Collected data
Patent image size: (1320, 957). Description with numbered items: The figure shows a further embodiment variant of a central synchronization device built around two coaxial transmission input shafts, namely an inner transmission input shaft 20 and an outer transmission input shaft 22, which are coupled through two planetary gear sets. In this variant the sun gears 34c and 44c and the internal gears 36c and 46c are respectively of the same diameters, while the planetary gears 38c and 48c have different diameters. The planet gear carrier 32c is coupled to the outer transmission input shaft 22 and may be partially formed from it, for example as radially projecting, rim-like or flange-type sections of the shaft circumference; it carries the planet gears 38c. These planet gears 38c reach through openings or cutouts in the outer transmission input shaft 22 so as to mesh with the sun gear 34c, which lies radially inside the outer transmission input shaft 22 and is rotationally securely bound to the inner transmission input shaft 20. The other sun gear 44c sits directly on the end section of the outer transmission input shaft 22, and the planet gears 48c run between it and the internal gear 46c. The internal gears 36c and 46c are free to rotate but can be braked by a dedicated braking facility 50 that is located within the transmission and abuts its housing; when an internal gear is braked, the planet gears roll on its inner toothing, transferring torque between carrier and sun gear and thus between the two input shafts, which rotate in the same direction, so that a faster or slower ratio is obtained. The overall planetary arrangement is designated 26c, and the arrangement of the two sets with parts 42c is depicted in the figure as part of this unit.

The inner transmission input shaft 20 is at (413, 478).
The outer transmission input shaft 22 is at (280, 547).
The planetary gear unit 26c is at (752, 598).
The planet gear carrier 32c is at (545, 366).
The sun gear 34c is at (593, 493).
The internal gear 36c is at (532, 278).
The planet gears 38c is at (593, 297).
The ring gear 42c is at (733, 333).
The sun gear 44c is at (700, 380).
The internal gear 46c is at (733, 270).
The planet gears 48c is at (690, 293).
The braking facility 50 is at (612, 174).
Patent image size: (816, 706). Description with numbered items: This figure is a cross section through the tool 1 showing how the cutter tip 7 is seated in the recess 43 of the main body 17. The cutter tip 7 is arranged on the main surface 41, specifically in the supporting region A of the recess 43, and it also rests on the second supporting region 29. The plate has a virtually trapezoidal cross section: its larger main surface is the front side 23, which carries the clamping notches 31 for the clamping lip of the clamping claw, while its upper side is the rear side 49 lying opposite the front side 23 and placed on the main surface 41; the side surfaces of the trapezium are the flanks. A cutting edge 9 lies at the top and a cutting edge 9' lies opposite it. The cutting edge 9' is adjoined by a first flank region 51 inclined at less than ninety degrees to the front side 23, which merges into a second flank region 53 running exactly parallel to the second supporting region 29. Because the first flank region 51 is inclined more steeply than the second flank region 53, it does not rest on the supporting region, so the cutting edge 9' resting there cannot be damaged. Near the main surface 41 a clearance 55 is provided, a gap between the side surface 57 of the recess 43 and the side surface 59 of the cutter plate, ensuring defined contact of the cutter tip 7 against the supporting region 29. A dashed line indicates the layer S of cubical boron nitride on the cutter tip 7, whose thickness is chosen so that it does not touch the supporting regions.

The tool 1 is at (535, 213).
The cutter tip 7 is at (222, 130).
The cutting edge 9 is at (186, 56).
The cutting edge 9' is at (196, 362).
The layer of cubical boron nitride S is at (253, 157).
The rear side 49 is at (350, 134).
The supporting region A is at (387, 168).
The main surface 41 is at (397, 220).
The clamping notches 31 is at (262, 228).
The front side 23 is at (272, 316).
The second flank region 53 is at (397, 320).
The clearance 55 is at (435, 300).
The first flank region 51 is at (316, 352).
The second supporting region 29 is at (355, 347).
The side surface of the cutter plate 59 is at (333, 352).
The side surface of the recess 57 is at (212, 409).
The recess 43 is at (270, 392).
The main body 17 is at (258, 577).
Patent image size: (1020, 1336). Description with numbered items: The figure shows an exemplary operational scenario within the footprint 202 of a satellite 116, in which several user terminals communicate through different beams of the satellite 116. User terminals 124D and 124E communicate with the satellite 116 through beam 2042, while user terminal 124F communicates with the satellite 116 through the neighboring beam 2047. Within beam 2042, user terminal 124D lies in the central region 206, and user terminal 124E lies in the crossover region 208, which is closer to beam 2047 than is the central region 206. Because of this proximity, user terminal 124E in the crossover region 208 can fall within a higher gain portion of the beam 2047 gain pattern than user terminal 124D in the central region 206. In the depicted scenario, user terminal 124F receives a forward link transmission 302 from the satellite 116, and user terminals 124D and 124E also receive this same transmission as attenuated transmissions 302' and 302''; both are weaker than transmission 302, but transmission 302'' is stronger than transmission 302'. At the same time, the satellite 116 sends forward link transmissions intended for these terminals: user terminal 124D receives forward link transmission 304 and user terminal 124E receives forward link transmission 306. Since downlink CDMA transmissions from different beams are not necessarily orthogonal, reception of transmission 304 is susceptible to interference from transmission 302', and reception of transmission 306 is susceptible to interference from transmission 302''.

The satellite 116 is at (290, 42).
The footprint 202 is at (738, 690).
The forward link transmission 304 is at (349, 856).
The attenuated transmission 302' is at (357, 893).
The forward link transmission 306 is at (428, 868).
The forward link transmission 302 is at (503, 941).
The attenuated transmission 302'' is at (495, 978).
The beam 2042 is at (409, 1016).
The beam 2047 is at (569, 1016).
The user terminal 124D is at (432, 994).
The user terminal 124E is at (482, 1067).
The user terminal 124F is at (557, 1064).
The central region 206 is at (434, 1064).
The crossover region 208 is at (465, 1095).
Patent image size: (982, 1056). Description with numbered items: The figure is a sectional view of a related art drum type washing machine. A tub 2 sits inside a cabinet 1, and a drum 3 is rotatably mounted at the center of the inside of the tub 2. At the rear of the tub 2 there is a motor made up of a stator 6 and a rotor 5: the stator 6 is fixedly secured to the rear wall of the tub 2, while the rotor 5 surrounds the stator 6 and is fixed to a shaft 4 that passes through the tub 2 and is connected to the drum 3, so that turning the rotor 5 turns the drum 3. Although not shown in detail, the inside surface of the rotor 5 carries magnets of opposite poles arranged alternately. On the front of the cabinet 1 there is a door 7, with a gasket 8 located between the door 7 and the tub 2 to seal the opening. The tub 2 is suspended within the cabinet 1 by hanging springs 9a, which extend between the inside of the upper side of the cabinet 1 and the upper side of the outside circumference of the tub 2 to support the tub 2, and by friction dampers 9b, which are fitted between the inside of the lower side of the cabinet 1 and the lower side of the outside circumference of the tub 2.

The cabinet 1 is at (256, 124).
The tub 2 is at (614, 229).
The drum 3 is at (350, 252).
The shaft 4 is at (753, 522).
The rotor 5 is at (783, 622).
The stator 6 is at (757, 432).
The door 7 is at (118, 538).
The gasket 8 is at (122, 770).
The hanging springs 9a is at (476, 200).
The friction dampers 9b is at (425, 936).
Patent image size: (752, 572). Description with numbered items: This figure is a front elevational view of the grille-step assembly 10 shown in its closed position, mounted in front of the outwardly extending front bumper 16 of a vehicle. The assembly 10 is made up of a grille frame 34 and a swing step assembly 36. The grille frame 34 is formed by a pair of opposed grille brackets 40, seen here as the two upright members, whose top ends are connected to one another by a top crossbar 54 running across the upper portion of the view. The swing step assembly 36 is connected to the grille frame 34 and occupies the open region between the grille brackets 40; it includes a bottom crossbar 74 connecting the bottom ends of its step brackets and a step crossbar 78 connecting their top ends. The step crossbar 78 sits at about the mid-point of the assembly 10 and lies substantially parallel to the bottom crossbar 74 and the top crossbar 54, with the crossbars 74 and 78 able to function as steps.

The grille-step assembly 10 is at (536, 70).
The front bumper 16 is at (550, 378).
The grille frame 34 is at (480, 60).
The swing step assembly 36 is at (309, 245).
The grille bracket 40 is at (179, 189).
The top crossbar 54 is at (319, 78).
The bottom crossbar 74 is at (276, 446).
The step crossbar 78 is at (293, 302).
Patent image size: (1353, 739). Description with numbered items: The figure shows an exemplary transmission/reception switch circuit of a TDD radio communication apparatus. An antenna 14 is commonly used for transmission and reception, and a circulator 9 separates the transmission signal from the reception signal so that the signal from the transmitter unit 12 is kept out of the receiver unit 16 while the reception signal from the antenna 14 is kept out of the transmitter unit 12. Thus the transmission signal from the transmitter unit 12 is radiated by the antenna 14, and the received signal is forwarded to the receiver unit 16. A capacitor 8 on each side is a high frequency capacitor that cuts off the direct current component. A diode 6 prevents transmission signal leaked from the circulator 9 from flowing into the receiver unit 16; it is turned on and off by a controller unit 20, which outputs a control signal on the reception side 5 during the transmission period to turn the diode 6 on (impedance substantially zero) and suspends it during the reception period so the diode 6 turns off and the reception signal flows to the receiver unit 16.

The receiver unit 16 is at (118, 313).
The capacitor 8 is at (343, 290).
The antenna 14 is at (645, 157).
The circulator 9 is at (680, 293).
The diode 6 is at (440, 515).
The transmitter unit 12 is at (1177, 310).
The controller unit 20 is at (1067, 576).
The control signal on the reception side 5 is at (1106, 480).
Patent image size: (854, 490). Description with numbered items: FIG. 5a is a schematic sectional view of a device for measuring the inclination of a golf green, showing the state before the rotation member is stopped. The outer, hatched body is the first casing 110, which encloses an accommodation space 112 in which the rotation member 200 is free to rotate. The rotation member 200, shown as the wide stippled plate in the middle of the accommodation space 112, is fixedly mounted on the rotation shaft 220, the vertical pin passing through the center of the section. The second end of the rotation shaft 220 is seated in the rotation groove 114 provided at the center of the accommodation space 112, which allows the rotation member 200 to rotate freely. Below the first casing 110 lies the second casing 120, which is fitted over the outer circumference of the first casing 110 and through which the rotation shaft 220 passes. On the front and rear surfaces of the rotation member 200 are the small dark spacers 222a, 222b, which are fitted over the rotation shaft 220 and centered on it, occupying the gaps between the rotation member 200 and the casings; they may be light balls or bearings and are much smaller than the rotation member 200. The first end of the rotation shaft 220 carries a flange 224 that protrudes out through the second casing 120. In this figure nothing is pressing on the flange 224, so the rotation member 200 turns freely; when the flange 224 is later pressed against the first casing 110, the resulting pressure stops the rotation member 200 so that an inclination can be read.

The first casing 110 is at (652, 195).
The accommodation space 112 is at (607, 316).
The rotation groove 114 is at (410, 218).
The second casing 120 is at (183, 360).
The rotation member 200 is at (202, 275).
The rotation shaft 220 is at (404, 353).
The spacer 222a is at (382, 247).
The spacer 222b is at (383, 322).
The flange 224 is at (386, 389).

WHAT IS BEING ASKED
Copy out the lines of the items above without any change, beginning with the line containing "Patent image size: (982, 1056)." and ending after the line containing "The friction dampers 9b is at (425, 936).".

RESULT BELOW
Patent image size: (982, 1056). Description with numbered items: The figure is a sectional view of a related art drum type washing machine. A tub 2 sits inside a cabinet 1, and a drum 3 is rotatably mounted at the center of the inside of the tub 2. At the rear of the tub 2 there is a motor made up of a stator 6 and a rotor 5: the stator 6 is fixedly secured to the rear wall of the tub 2, while the rotor 5 surrounds the stator 6 and is fixed to a shaft 4 that passes through the tub 2 and is connected to the drum 3, so that turning the rotor 5 turns the drum 3. Although not shown in detail, the inside surface of the rotor 5 carries magnets of opposite poles arranged alternately. On the front of the cabinet 1 there is a door 7, with a gasket 8 located between the door 7 and the tub 2 to seal the opening. The tub 2 is suspended within the cabinet 1 by hanging springs 9a, which extend between the inside of the upper side of the cabinet 1 and the upper side of the outside circumference of the tub 2 to support the tub 2, and by friction dampers 9b, which are fitted between the inside of the lower side of the cabinet 1 and the lower side of the outside circumference of the tub 2.

The cabinet 1 is at (256, 124).
The tub 2 is at (614, 229).
The drum 3 is at (350, 252).
The shaft 4 is at (753, 522).
The rotor 5 is at (783, 622).
The stator 6 is at (757, 432).
The door 7 is at (118, 538).
The gasket 8 is at (122, 770).
The hanging springs 9a is at (476, 200).
The friction dampers 9b is at (425, 936).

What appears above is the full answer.